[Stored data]

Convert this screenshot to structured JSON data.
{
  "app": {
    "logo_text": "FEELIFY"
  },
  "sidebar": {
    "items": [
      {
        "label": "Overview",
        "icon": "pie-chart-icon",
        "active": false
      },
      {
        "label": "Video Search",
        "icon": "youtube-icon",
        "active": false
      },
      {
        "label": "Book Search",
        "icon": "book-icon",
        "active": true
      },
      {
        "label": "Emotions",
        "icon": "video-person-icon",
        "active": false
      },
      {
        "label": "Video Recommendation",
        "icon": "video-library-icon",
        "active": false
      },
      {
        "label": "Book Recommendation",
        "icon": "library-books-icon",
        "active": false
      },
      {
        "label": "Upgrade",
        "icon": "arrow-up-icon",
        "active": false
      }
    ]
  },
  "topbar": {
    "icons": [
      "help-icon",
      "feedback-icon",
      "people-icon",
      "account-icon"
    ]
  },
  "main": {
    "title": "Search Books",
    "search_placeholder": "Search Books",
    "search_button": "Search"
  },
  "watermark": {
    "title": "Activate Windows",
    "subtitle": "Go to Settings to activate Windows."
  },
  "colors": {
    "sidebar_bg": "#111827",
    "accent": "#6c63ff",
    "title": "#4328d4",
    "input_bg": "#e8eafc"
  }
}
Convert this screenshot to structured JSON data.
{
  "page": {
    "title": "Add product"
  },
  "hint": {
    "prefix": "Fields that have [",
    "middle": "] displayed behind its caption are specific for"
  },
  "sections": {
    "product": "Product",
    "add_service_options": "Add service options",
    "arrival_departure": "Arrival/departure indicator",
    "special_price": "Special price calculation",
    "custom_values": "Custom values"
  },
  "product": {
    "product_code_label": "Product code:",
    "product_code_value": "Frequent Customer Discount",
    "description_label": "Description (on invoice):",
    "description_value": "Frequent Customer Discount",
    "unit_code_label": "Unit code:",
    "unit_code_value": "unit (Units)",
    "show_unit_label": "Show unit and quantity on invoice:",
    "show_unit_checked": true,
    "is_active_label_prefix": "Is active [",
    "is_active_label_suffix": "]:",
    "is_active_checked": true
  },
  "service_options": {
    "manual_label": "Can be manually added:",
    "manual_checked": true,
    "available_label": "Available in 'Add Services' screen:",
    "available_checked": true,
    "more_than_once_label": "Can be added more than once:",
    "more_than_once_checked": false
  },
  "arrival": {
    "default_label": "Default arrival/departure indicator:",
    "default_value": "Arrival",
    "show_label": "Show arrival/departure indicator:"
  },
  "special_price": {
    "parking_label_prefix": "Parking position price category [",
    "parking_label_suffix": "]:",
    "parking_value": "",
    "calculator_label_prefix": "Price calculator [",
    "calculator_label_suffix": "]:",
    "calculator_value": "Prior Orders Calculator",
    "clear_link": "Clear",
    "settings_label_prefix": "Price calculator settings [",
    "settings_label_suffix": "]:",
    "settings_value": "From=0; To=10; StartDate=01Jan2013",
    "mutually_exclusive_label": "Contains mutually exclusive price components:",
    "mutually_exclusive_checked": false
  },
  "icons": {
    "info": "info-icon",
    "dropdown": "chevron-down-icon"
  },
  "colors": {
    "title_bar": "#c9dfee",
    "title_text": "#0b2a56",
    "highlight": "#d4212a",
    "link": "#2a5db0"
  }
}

• _Written exercise_: Your answer should be a single number: how many lines of the material contain the word "library".

• _Response to the exercise_: 2